Assignment - Write out the excerpt on rotating brain waves in full, word for word.

=== Extract provided ===

Funding: The work was supported by a National Science Foundation CAREER award, the Pew Biomedical Scholars Program, Klingenstein-Simons Fellowship in Neuroscience, the NIH BRAIN Initiative (U19MH114830), the Washington Research Foundation, and support from the National Eye Institute.
Key Questions Answered:
A: The waves propagate by following a distinct circular arrangement of neurons in the somatosensory cortex. Axons in this region are organized in a continuous, round pattern that directs the electrical signals along a rotating path, producing spiral waves that sweep across cortical maps.
A: The waves provide temporal coordination across networks. Originating in sensory cortex, they stream into motor areas, mirror between hemispheres, and align with spiking in subcortical hubs like the thalamus and striatum, enabling distinct brain systems to share synchronized information.
A: The waves vary with arousal and task performance and consistently traverse multiple regions in a timed sequence. These properties suggest they can set the order and timing of sensory processing and subsequent motor responses, effectively acting as a spatiotemporal scaffold for perception and action.
Editorial Notes:
- This article was edited by a Neuroscience News editor.
- The journal paper was reviewed in full by the editorial team.
- Additional context was added by staff to clarify methods and implications.
About this neuroscience research news
Author: Leila Gray
Source: University of Washington
Contact: Leila Gray – University of Washington
Image: Image credited to Neuroscience News
Original Research: Open access. “Brainwide topographic coordination of rotating waves” by Ye Z, Ladd AE, MacKenzie N, Kolich L, Li AJ, Birman D, Bull MS, Daigle TL, Tasic B, Zeng H, Steinmetz NA. Science. DOI: 10.1126/science.adx1369
Abstract
Brainwide topographic coordination of rotating waves
INTRODUCTION
Electrical activity in the brain commonly propagates as waves across neural networks, and these patterns have been linked to perception, memory, and movement. However, how wave spatial organization relates to underlying anatomical circuits and how such waves are coordinated across the whole brain have been uncertain. Clarifying these relationships is essential to understanding the role of traveling waves in behavior and cognition.

=== Given records ===

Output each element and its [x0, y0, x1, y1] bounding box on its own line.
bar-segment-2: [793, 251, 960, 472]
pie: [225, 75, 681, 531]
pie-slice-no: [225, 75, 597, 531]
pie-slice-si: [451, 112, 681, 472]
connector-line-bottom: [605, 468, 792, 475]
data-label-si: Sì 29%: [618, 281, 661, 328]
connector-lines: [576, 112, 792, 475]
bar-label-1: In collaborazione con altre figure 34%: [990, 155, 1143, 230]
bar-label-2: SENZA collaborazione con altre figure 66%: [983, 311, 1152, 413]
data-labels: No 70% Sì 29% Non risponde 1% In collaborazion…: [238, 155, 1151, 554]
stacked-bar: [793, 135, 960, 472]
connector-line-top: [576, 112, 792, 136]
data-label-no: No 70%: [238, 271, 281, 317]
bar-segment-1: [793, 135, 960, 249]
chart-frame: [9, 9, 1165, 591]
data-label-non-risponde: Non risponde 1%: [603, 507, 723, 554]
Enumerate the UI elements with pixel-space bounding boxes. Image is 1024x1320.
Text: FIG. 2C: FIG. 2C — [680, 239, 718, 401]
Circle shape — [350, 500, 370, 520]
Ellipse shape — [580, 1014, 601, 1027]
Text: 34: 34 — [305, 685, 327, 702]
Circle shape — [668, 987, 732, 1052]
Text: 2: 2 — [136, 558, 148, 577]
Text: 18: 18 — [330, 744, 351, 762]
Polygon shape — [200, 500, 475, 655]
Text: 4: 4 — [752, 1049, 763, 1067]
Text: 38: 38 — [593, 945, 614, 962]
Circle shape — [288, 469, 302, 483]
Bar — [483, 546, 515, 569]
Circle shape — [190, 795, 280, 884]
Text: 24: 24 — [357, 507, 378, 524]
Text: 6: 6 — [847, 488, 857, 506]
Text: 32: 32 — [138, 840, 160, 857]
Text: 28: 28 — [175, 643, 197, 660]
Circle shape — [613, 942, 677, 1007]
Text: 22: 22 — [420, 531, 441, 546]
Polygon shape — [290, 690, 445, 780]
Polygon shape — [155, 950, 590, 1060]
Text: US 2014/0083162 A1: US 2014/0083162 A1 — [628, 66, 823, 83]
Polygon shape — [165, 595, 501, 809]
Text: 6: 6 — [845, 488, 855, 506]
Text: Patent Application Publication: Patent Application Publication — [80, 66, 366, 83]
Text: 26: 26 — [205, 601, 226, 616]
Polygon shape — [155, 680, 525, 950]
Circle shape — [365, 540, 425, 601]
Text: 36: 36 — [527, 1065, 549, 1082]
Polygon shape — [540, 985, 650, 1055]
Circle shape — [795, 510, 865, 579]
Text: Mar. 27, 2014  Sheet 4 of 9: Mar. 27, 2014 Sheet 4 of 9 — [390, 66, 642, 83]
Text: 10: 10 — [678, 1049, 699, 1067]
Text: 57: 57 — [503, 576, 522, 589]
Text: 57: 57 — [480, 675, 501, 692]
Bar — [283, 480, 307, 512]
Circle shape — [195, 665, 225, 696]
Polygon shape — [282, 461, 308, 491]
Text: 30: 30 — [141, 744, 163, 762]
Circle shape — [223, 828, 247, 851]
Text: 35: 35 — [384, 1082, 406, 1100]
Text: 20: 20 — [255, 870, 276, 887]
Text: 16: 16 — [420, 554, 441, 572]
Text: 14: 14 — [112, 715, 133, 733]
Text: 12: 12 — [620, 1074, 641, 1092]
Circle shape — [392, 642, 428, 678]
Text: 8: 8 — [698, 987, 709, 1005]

===

Output below -
Funding: The work was supported by a National Science Foundation CAREER award, the Pew Biomedical Scholars Program, Klingenstein-Simons Fellowship in Neuroscience, the NIH BRAIN Initiative (U19MH114830), the Washington Research Foundation, and support from the National Eye Institute.
Key Questions Answered:
A: The waves propagate by following a distinct circular arrangement of neurons in the somatosensory cortex. Axons in this region are organized in a continuous, round pattern that directs the electrical signals along a rotating path, producing spiral waves that sweep across cortical maps.
A: The waves provide temporal coordination across networks. Originating in sensory cortex, they stream into motor areas, mirror between hemispheres, and align with spiking in subcortical hubs like the thalamus and striatum, enabling distinct brain systems to share synchronized information.
A: The waves vary with arousal and task performance and consistently traverse multiple regions in a timed sequence. These properties suggest they can set the order and timing of sensory processing and subsequent motor responses, effectively acting as a spatiotemporal scaffold for perception and action.
Editorial Notes:
- This article was edited by a Neuroscience News editor.
- The journal paper was reviewed in full by the editorial team.
- Additional context was added by staff to clarify methods and implications.
About this neuroscience research news
Author: Leila Gray
Source: University of Washington
Contact: Leila Gray – University of Washington
Image: Image credited to Neuroscience News
Original Research: Open access. “Brainwide topographic coordination of rotating waves” by Ye Z, Ladd AE, MacKenzie N, Kolich L, Li AJ, Birman D, Bull MS, Daigle TL, Tasic B, Zeng H, Steinmetz NA. Science. DOI: 10.1126/science.adx1369
Abstract
Brainwide topographic coordination of rotating waves
INTRODUCTION
Electrical activity in the brain commonly propagates as waves across neural networks, and these patterns have been linked to perception, memory, and movement. However, how wave spatial organization relates to underlying anatomical circuits and how such waves are coordinated across the whole brain have been uncertain. Clarifying these relationships is essential to understanding the role of traveling waves in behavior and cognition.